PROBLEM TO SOLVE: Write out all entries word for word.

--- --- ---

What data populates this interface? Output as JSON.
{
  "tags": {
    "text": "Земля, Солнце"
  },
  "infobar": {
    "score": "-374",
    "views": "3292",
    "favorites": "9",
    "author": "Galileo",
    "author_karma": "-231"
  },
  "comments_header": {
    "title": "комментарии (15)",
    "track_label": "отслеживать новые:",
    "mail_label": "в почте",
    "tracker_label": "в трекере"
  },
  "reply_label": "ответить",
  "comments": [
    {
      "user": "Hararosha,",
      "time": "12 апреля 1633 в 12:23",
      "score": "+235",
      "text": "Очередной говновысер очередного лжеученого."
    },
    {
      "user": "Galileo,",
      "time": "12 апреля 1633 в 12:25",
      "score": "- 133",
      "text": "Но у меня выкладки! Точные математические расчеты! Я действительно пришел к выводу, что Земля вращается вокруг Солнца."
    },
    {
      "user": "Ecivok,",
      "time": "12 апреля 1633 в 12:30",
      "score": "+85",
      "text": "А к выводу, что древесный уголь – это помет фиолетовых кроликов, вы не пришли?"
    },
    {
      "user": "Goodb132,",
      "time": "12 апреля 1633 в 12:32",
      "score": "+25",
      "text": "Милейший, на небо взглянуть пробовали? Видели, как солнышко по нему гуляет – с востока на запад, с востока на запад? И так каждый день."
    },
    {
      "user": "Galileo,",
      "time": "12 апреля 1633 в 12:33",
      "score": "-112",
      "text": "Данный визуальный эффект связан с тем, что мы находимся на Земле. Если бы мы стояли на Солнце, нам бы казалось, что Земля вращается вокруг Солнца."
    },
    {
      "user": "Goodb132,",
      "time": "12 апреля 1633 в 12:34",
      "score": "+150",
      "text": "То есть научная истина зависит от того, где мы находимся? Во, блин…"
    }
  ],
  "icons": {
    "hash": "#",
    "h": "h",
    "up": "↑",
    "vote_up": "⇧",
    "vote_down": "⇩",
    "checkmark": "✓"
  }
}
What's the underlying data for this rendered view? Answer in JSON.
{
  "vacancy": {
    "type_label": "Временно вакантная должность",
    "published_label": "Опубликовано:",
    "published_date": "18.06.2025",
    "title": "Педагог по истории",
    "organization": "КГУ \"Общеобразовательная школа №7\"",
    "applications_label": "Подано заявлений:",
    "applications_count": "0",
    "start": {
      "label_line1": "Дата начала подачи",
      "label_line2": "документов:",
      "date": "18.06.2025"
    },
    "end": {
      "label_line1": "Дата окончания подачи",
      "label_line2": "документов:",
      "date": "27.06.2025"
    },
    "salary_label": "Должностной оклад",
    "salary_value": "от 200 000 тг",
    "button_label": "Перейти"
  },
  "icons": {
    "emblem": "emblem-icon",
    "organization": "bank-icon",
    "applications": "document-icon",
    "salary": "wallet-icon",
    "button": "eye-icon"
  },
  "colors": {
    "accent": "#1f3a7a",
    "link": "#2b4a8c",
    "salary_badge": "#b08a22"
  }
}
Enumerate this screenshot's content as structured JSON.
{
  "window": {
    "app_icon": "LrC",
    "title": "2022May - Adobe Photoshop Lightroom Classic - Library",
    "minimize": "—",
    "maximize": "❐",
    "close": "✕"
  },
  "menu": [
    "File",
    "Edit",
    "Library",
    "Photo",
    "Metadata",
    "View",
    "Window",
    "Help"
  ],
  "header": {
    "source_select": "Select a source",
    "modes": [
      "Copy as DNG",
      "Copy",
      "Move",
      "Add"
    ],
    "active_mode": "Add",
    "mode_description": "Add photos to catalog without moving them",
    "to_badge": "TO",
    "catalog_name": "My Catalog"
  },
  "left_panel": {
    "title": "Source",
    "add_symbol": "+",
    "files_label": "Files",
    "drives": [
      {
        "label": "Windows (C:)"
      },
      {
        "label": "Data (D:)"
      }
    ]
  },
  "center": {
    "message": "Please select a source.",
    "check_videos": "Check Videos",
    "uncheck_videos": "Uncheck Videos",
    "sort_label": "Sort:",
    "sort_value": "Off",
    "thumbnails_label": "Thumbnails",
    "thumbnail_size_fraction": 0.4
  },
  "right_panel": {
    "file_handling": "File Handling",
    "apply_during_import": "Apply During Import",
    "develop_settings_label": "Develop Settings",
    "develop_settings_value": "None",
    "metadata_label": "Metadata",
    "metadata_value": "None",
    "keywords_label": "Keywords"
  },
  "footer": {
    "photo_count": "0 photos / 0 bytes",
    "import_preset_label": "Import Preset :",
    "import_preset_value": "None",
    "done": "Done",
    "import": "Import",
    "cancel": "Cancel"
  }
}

--- --- ---

TASK OUTPUT:
What data populates this interface? Output as JSON.
{
  "tags": {
    "text": "Земля, Солнце"
  },
  "infobar": {
    "score": "-374",
    "views": "3292",
    "favorites": "9",
    "author": "Galileo",
    "author_karma": "-231"
  },
  "comments_header": {
    "title": "комментарии (15)",
    "track_label": "отслеживать новые:",
    "mail_label": "в почте",
    "tracker_label": "в трекере"
  },
  "reply_label": "ответить",
  "comments": [
    {
      "user": "Hararosha,",
      "time": "12 апреля 1633 в 12:23",
      "score": "+235",
      "text": "Очередной говновысер очередного лжеученого."
    },
    {
      "user": "Galileo,",
      "time": "12 апреля 1633 в 12:25",
      "score": "- 133",
      "text": "Но у меня выкладки! Точные математические расчеты! Я действительно пришел к выводу, что Земля вращается вокруг Солнца."
    },
    {
      "user": "Ecivok,",
      "time": "12 апреля 1633 в 12:30",
      "score": "+85",
      "text": "А к выводу, что древесный уголь – это помет фиолетовых кроликов, вы не пришли?"
    },
    {
      "user": "Goodb132,",
      "time": "12 апреля 1633 в 12:32",
      "score": "+25",
      "text": "Милейший, на небо взглянуть пробовали? Видели, как солнышко по нему гуляет – с востока на запад, с востока на запад? И так каждый день."
    },
    {
      "user": "Galileo,",
      "time": "12 апреля 1633 в 12:33",
      "score": "-112",
      "text": "Данный визуальный эффект связан с тем, что мы находимся на Земле. Если бы мы стояли на Солнце, нам бы казалось, что Земля вращается вокруг Солнца."
    },
    {
      "user": "Goodb132,",
      "time": "12 апреля 1633 в 12:34",
      "score": "+150",
      "text": "То есть научная истина зависит от того, где мы находимся? Во, блин…"
    }
  ],
  "icons": {
    "hash": "#",
    "h": "h",
    "up": "↑",
    "vote_up": "⇧",
    "vote_down": "⇩",
    "checkmark": "✓"
  }
}
What's the underlying data for this rendered view? Answer in JSON.
{
  "vacancy": {
    "type_label": "Временно вакантная должность",
    "published_label": "Опубликовано:",
    "published_date": "18.06.2025",
    "title": "Педагог по истории",
    "organization": "КГУ \"Общеобразовательная школа №7\"",
    "applications_label": "Подано заявлений:",
    "applications_count": "0",
    "start": {
      "label_line1": "Дата начала подачи",
      "label_line2": "документов:",
      "date": "18.06.2025"
    },
    "end": {
      "label_line1": "Дата окончания подачи",
      "label_line2": "документов:",
      "date": "27.06.2025"
    },
    "salary_label": "Должностной оклад",
    "salary_value": "от 200 000 тг",
    "button_label": "Перейти"
  },
  "icons": {
    "emblem": "emblem-icon",
    "organization": "bank-icon",
    "applications": "document-icon",
    "salary": "wallet-icon",
    "button": "eye-icon"
  },
  "colors": {
    "accent": "#1f3a7a",
    "link": "#2b4a8c",
    "salary_badge": "#b08a22"
  }
}
Enumerate this screenshot's content as structured JSON.
{
  "window": {
    "app_icon": "LrC",
    "title": "2022May - Adobe Photoshop Lightroom Classic - Library",
    "minimize": "—",
    "maximize": "❐",
    "close": "✕"
  },
  "menu": [
    "File",
    "Edit",
    "Library",
    "Photo",
    "Metadata",
    "View",
    "Window",
    "Help"
  ],
  "header": {
    "source_select": "Select a source",
    "modes": [
      "Copy as DNG",
      "Copy",
      "Move",
      "Add"
    ],
    "active_mode": "Add",
    "mode_description": "Add photos to catalog without moving them",
    "to_badge": "TO",
    "catalog_name": "My Catalog"
  },
  "left_panel": {
    "title": "Source",
    "add_symbol": "+",
    "files_label": "Files",
    "drives": [
      {
        "label": "Windows (C:)"
      },
      {
        "label": "Data (D:)"
      }
    ]
  },
  "center": {
    "message": "Please select a source.",
    "check_videos": "Check Videos",
    "uncheck_videos": "Uncheck Videos",
    "sort_label": "Sort:",
    "sort_value": "Off",
    "thumbnails_label": "Thumbnails",
    "thumbnail_size_fraction": 0.4
  },
  "right_panel": {
    "file_handling": "File Handling",
    "apply_during_import": "Apply During Import",
    "develop_settings_label": "Develop Settings",
    "develop_settings_value": "None",
    "metadata_label": "Metadata",
    "metadata_value": "None",
    "keywords_label": "Keywords"
  },
  "footer": {
    "photo_count": "0 photos / 0 bytes",
    "import_preset_label": "Import Preset :",
    "import_preset_value": "None",
    "done": "Done",
    "import": "Import",
    "cancel": "Cancel"
  }
}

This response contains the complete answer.